INSTRUCTION.
Output all records precisely as written.

LISTING.
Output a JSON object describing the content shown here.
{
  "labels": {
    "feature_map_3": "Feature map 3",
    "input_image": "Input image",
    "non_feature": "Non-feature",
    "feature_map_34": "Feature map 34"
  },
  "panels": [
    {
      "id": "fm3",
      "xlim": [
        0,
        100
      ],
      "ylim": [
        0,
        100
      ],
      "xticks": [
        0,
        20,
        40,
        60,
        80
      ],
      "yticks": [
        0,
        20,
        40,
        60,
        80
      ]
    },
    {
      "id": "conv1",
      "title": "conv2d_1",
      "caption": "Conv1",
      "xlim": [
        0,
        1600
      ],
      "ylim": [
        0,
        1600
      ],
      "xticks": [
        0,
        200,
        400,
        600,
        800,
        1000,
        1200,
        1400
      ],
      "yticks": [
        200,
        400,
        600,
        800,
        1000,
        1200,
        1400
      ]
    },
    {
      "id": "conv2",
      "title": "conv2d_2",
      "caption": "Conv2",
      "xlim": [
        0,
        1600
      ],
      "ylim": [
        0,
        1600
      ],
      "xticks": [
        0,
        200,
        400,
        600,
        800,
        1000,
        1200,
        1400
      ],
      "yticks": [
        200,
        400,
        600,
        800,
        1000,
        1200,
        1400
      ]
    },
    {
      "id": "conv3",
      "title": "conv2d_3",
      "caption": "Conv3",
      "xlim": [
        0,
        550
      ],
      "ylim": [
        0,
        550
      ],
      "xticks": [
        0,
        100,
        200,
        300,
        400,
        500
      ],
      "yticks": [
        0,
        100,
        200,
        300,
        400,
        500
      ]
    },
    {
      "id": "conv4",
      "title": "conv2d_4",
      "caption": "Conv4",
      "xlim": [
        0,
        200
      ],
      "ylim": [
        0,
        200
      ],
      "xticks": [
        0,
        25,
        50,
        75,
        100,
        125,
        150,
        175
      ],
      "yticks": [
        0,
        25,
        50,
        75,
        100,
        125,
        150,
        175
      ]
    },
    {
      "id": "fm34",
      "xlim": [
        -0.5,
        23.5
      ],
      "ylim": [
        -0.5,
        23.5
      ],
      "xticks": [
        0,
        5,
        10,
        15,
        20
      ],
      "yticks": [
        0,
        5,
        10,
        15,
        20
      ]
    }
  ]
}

ANSWER.
Output a JSON object describing the content shown here.
{
  "labels": {
    "feature_map_3": "Feature map 3",
    "input_image": "Input image",
    "non_feature": "Non-feature",
    "feature_map_34": "Feature map 34"
  },
  "panels": [
    {
      "id": "fm3",
      "xlim": [
        0,
        100
      ],
      "ylim": [
        0,
        100
      ],
      "xticks": [
        0,
        20,
        40,
        60,
        80
      ],
      "yticks": [
        0,
        20,
        40,
        60,
        80
      ]
    },
    {
      "id": "conv1",
      "title": "conv2d_1",
      "caption": "Conv1",
      "xlim": [
        0,
        1600
      ],
      "ylim": [
        0,
        1600
      ],
      "xticks": [
        0,
        200,
        400,
        600,
        800,
        1000,
        1200,
        1400
      ],
      "yticks": [
        200,
        400,
        600,
        800,
        1000,
        1200,
        1400
      ]
    },
    {
      "id": "conv2",
      "title": "conv2d_2",
      "caption": "Conv2",
      "xlim": [
        0,
        1600
      ],
      "ylim": [
        0,
        1600
      ],
      "xticks": [
        0,
        200,
        400,
        600,
        800,
        1000,
        1200,
        1400
      ],
      "yticks": [
        200,
        400,
        600,
        800,
        1000,
        1200,
        1400
      ]
    },
    {
      "id": "conv3",
      "title": "conv2d_3",
      "caption": "Conv3",
      "xlim": [
        0,
        550
      ],
      "ylim": [
        0,
        550
      ],
      "xticks": [
        0,
        100,
        200,
        300,
        400,
        500
      ],
      "yticks": [
        0,
        100,
        200,
        300,
        400,
        500
      ]
    },
    {
      "id": "conv4",
      "title": "conv2d_4",
      "caption": "Conv4",
      "xlim": [
        0,
        200
      ],
      "ylim": [
        0,
        200
      ],
      "xticks": [
        0,
        25,
        50,
        75,
        100,
        125,
        150,
        175
      ],
      "yticks": [
        0,
        25,
        50,
        75,
        100,
        125,
        150,
        175
      ]
    },
    {
      "id": "fm34",
      "xlim": [
        -0.5,
        23.5
      ],
      "ylim": [
        -0.5,
        23.5
      ],
      "xticks": [
        0,
        5,
        10,
        15,
        20
      ],
      "yticks": [
        0,
        5,
        10,
        15,
        20
      ]
    }
  ]
}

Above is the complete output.